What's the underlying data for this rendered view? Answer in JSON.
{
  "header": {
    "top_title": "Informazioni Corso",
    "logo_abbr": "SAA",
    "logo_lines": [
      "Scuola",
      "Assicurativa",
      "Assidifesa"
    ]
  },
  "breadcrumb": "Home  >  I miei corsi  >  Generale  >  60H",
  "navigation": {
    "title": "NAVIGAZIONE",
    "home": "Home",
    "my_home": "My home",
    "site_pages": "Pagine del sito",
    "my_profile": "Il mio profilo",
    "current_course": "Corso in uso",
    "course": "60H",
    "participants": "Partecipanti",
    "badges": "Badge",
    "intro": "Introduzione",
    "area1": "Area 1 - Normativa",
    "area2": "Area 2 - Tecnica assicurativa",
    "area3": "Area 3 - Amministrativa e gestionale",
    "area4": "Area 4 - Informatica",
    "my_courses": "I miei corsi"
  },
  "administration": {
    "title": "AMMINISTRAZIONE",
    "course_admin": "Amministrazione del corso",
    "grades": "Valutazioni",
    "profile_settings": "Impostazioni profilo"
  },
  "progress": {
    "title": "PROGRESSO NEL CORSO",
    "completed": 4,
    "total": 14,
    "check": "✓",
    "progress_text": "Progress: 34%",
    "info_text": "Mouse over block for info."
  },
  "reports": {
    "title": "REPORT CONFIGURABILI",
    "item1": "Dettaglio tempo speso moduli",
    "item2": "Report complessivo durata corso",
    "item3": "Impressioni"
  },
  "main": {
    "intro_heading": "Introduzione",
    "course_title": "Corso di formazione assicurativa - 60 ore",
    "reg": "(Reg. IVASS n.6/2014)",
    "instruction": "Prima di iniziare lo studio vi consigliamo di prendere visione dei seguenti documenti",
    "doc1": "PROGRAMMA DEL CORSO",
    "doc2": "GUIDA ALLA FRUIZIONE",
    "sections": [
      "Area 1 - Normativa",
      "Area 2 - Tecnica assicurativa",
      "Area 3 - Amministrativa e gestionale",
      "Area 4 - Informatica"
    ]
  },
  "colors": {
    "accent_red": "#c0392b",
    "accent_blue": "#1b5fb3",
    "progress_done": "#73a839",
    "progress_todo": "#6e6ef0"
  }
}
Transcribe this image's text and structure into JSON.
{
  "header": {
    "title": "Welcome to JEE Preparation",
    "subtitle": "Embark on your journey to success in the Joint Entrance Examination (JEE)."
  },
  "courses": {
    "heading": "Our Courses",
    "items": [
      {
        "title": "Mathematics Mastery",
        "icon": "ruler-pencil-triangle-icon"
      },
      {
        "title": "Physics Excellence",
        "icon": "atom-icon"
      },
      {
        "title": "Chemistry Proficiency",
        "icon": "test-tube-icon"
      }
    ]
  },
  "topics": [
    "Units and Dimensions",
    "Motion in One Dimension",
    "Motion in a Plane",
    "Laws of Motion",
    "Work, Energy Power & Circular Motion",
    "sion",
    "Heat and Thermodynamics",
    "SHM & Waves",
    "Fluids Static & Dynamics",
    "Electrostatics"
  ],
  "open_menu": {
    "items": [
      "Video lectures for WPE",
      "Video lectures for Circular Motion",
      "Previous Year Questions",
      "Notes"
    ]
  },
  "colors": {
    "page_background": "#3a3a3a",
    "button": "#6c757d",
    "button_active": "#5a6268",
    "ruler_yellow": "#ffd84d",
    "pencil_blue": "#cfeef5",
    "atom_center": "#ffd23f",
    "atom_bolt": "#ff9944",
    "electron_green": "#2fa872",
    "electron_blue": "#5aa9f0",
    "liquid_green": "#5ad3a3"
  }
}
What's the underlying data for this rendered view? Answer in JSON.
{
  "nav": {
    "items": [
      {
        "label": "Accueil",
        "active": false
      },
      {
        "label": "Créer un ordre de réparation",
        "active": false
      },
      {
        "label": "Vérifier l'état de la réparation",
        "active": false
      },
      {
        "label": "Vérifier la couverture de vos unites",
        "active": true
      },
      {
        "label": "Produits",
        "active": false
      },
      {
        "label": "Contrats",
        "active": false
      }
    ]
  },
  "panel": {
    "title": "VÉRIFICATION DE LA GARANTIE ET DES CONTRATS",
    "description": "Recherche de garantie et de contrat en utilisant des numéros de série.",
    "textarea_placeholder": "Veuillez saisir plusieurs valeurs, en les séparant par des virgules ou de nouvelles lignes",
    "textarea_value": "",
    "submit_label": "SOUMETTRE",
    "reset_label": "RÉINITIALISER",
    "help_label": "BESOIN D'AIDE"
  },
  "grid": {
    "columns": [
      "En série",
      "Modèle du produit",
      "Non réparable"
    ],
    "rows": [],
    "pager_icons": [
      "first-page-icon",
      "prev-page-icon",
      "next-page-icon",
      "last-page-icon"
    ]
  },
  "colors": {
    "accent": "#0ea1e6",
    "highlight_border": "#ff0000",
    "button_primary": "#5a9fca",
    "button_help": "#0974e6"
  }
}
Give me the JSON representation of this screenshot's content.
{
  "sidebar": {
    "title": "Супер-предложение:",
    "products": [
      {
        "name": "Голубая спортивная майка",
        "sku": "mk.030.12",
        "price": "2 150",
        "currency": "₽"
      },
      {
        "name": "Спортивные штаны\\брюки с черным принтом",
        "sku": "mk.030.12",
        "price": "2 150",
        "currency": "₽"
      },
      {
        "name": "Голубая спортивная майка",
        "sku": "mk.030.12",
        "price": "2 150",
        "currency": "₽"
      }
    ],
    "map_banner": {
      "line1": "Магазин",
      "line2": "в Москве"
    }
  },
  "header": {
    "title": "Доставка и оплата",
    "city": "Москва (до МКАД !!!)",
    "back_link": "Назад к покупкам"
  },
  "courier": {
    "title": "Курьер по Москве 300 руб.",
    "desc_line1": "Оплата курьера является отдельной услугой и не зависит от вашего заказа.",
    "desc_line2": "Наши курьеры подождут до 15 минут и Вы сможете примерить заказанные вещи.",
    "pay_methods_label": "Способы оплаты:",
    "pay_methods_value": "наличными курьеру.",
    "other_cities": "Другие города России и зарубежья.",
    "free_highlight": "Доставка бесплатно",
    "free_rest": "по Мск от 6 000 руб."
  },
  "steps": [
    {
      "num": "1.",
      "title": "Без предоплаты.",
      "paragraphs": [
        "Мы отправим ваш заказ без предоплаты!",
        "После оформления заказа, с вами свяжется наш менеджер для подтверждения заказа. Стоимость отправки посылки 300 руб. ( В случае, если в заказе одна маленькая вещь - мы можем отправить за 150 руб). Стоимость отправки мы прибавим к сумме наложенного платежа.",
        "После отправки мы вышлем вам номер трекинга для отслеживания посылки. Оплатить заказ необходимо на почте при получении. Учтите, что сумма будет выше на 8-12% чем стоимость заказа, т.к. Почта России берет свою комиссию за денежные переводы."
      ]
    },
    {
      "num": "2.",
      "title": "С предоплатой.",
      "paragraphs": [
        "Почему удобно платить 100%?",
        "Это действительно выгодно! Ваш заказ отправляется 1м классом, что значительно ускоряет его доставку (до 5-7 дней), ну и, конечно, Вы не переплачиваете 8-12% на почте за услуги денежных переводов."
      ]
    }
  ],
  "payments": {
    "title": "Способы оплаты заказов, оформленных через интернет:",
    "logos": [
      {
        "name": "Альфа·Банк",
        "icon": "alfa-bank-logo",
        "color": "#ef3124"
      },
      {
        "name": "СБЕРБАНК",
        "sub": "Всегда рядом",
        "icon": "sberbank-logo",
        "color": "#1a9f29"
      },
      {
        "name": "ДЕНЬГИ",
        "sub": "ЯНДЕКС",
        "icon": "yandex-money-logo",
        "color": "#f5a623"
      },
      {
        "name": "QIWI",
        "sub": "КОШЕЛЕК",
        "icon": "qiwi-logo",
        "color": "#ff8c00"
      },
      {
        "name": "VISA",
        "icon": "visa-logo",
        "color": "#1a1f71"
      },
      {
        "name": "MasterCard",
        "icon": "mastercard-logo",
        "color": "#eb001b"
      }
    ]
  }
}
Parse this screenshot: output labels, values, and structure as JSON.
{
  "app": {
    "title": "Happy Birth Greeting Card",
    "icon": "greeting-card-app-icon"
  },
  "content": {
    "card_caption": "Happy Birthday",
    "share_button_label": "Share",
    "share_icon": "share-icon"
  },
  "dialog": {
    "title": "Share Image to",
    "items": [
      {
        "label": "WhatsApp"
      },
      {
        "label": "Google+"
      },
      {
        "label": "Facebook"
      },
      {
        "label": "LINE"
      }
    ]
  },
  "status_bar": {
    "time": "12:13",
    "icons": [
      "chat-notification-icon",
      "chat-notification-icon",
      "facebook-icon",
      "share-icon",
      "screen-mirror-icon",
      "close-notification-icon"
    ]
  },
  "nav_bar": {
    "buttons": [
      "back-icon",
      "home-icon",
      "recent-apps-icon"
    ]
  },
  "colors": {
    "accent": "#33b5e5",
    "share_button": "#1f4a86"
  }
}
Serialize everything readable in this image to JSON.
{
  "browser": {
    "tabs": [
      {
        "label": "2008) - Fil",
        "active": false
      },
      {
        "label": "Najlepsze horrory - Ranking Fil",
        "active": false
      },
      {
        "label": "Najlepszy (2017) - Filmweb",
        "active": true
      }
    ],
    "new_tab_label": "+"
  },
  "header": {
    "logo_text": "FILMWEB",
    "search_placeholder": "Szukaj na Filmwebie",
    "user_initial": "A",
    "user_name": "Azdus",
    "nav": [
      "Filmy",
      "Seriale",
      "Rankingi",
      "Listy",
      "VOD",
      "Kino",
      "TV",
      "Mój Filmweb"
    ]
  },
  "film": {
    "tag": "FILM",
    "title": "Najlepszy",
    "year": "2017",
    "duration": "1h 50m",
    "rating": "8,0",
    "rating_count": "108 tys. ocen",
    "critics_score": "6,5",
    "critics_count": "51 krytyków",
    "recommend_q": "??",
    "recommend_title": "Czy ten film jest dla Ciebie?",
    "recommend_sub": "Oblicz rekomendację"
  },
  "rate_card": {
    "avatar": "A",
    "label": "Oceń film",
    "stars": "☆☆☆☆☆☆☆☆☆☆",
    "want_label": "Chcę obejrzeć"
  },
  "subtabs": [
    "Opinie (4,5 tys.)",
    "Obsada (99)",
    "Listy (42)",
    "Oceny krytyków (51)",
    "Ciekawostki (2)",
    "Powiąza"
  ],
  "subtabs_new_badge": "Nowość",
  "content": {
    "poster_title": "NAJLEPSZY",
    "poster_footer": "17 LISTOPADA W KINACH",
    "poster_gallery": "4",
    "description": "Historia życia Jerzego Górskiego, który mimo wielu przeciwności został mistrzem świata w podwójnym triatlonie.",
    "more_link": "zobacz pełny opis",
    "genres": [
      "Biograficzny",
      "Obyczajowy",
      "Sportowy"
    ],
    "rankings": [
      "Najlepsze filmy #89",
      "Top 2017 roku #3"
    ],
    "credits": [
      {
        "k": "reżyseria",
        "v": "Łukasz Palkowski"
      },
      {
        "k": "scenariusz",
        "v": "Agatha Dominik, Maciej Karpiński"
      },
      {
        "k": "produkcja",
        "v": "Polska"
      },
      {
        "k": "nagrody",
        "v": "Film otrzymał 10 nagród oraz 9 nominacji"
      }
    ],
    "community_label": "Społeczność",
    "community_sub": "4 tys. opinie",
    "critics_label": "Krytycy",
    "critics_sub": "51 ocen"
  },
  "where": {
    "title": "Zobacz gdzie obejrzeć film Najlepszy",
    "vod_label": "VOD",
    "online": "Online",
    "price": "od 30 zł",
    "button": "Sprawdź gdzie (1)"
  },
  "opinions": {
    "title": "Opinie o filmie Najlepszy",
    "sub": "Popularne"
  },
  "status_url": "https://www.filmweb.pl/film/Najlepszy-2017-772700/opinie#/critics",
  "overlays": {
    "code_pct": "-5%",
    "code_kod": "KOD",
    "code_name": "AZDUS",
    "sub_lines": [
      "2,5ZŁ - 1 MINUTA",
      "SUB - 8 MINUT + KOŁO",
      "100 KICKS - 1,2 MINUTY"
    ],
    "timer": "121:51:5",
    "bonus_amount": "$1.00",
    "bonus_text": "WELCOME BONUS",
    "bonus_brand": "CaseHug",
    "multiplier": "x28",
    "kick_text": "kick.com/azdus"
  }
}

========

--- Work to do ---
Provide only the count of lines in the data above that include the string "Доставка".

--- Correct answer ---
2